Keep only the lines of the listing that include the word "data", and copy them.

-- START The input --

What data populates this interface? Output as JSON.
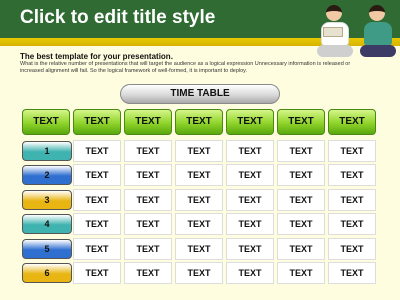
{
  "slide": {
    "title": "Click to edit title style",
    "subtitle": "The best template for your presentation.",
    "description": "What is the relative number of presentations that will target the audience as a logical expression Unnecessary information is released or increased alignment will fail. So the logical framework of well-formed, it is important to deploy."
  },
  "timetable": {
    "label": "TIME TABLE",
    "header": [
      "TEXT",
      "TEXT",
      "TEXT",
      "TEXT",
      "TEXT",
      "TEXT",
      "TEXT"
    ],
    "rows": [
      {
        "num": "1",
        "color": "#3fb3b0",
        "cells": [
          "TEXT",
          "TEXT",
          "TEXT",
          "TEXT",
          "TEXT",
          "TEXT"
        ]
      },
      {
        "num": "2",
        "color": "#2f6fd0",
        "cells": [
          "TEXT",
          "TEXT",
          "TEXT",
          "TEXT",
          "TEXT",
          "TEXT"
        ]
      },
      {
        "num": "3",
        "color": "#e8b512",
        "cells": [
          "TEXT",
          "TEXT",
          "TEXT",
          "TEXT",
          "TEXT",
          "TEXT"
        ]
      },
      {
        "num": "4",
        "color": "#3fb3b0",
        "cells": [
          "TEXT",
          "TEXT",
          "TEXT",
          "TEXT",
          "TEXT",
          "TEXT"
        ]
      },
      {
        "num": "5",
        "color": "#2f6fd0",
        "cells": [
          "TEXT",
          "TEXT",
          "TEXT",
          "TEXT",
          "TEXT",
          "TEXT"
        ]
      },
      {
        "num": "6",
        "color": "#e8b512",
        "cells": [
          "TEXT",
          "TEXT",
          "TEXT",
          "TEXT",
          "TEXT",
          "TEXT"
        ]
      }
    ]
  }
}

-- END The input --
-- START The input --

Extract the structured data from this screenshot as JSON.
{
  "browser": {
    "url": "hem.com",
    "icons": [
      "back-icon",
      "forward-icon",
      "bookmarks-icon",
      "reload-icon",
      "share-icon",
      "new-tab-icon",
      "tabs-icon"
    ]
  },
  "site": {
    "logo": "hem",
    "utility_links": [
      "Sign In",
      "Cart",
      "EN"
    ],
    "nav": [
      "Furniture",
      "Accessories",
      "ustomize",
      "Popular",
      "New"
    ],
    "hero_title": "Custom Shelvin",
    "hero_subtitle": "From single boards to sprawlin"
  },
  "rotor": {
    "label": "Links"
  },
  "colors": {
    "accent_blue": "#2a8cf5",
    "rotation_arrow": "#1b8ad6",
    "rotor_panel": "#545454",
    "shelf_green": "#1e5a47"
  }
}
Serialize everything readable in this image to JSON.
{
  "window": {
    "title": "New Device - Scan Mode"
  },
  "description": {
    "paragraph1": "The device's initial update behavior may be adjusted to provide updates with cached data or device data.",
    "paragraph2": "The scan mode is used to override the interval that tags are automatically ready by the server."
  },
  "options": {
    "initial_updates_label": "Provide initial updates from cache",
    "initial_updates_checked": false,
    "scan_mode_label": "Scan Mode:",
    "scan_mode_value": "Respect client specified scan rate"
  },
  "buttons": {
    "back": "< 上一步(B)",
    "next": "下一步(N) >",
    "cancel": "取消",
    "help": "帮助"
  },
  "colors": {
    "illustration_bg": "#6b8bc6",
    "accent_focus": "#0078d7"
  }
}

-- END The input --
-- START The input --

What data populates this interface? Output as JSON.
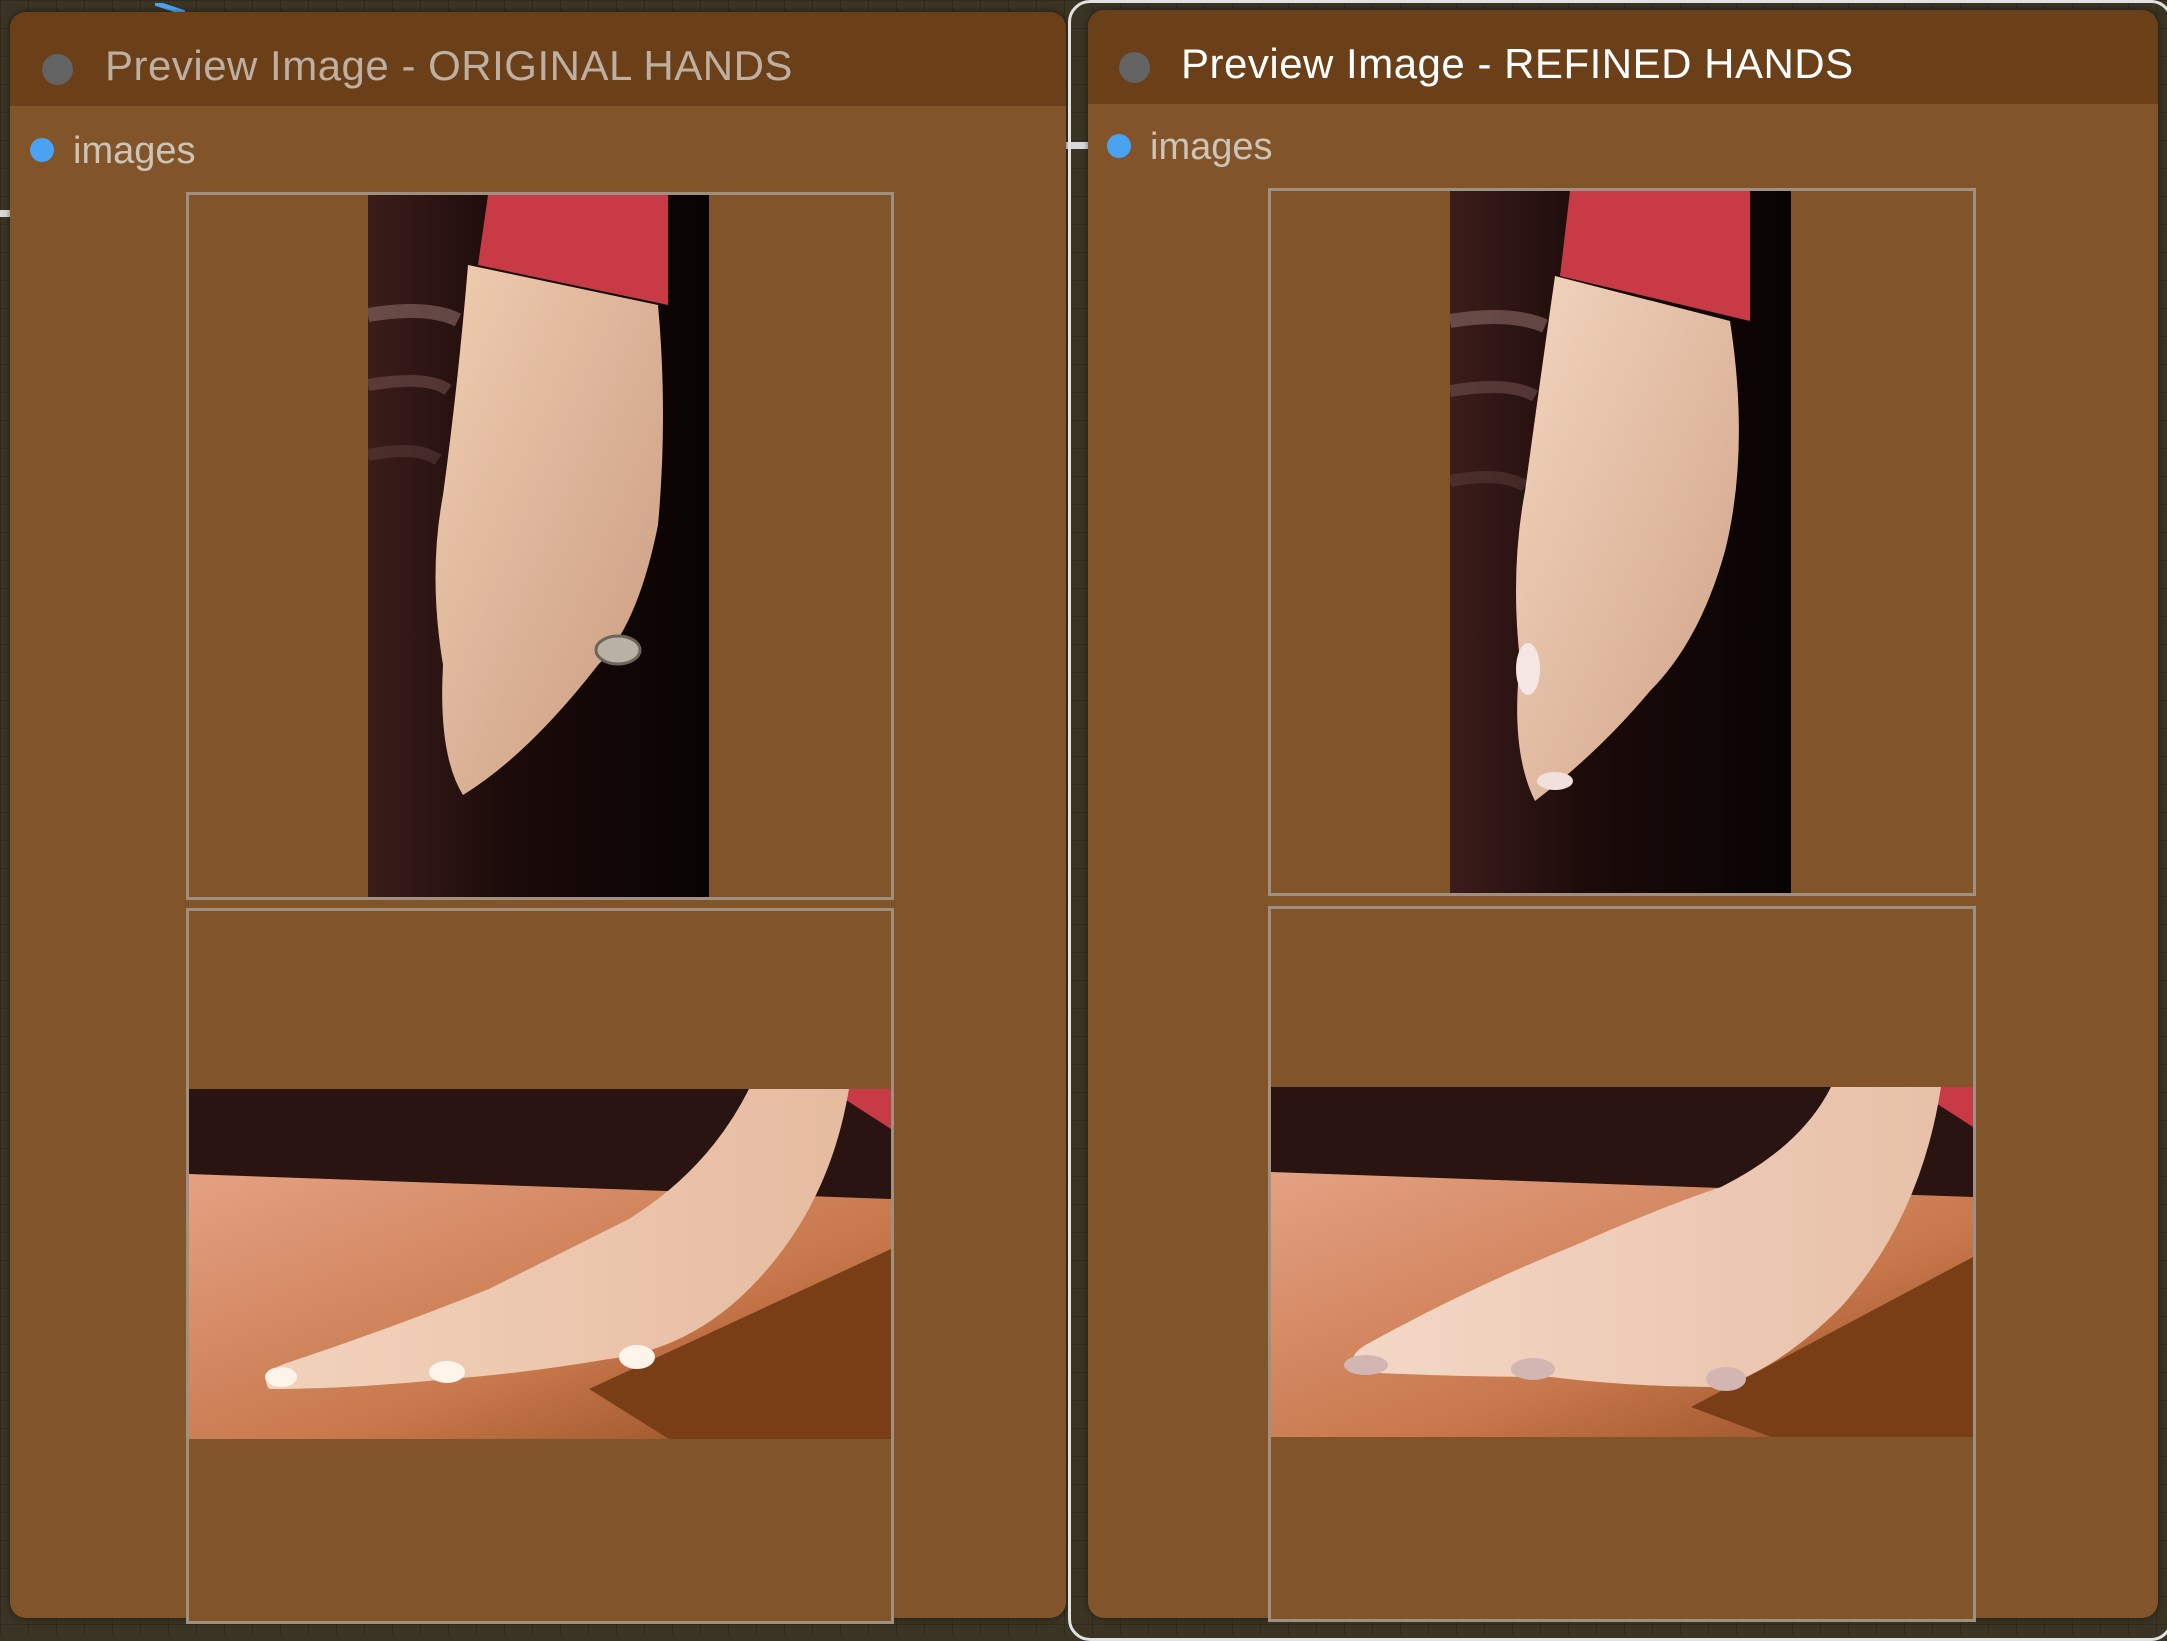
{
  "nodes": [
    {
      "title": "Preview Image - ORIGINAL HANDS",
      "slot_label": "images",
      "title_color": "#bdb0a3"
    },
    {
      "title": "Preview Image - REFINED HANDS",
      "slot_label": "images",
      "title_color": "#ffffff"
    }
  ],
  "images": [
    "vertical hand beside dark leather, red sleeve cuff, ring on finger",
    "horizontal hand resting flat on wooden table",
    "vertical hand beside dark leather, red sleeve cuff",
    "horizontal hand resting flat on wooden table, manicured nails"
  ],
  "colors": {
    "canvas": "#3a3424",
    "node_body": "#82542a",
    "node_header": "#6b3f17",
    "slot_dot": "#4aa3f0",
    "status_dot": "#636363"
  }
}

-- END The input --

> [Exercise solution]:
What data populates this interface? Output as JSON.
Extract the structured data from this screenshot as JSON.
    "paragraph1": "The device's initial update behavior may be adjusted to provide updates with cached data or device data.",
What data populates this interface? Output as JSON.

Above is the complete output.